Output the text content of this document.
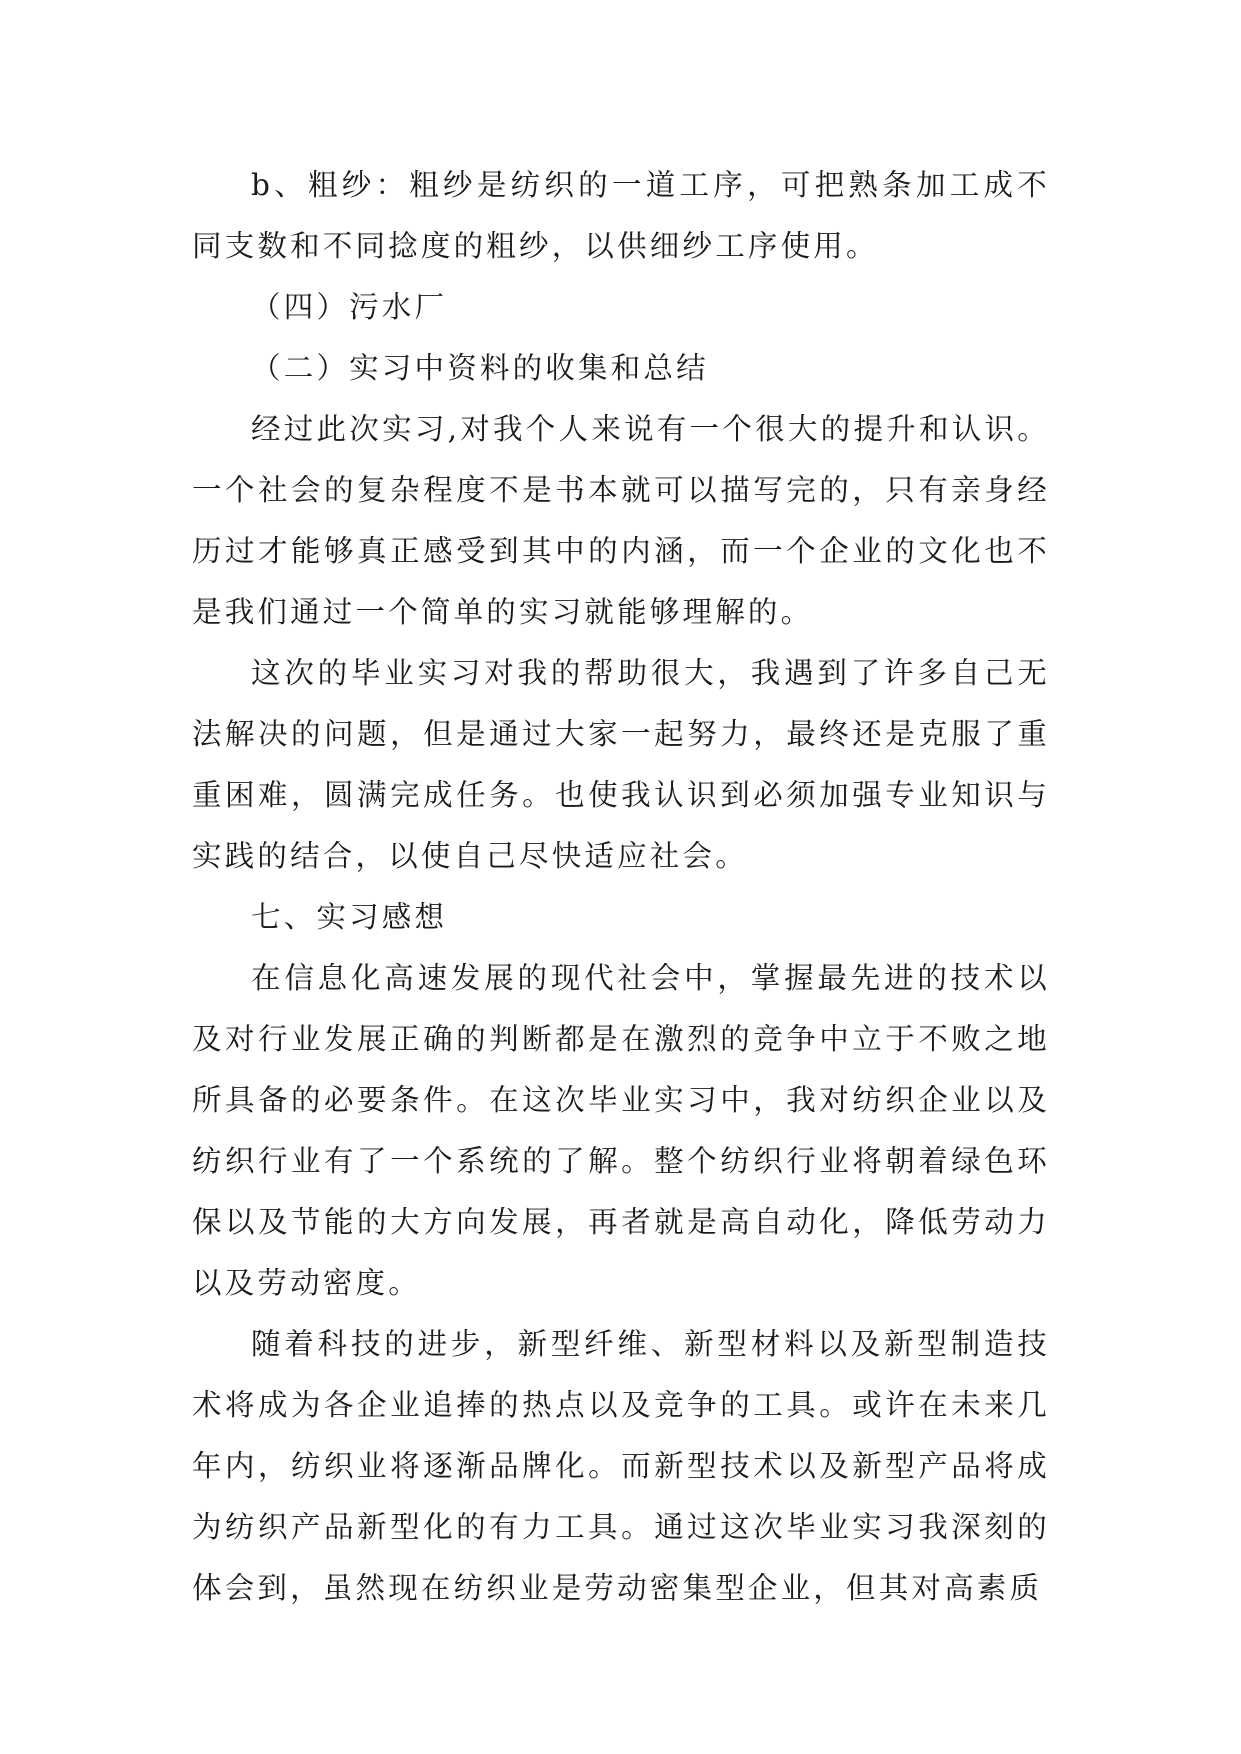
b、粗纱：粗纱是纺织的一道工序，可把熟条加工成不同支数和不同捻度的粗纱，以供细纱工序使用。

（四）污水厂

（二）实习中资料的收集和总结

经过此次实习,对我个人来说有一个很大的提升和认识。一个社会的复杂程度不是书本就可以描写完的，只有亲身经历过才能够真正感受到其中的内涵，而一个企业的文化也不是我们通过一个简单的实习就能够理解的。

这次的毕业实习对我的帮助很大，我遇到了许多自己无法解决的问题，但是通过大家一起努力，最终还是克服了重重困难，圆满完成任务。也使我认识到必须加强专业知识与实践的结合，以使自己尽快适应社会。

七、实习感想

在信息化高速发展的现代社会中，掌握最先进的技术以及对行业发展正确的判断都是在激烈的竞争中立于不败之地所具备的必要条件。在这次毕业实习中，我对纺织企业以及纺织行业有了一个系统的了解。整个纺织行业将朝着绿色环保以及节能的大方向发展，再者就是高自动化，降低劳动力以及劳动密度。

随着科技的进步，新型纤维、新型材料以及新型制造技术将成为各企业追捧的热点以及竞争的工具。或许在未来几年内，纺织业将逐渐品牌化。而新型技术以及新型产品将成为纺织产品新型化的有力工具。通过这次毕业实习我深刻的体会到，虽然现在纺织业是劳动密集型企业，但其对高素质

→ **YOUR OBJECTIVE**:
Go through the material above and print all of it exactly, except the pictures.

→ **EXERCISE RESPONSE**:
Output the text content of this document.
b、粗纱：粗纱是纺织的一道工序，可把熟条加工成不同支数和不同捻度的粗纱，以供细纱工序使用。

（四）污水厂

（二）实习中资料的收集和总结

经过此次实习,对我个人来说有一个很大的提升和认识。一个社会的复杂程度不是书本就可以描写完的，只有亲身经历过才能够真正感受到其中的内涵，而一个企业的文化也不是我们通过一个简单的实习就能够理解的。

这次的毕业实习对我的帮助很大，我遇到了许多自己无法解决的问题，但是通过大家一起努力，最终还是克服了重重困难，圆满完成任务。也使我认识到必须加强专业知识与实践的结合，以使自己尽快适应社会。

七、实习感想

在信息化高速发展的现代社会中，掌握最先进的技术以及对行业发展正确的判断都是在激烈的竞争中立于不败之地所具备的必要条件。在这次毕业实习中，我对纺织企业以及纺织行业有了一个系统的了解。整个纺织行业将朝着绿色环保以及节能的大方向发展，再者就是高自动化，降低劳动力以及劳动密度。

随着科技的进步，新型纤维、新型材料以及新型制造技术将成为各企业追捧的热点以及竞争的工具。或许在未来几年内，纺织业将逐渐品牌化。而新型技术以及新型产品将成为纺织产品新型化的有力工具。通过这次毕业实习我深刻的体会到，虽然现在纺织业是劳动密集型企业，但其对高素质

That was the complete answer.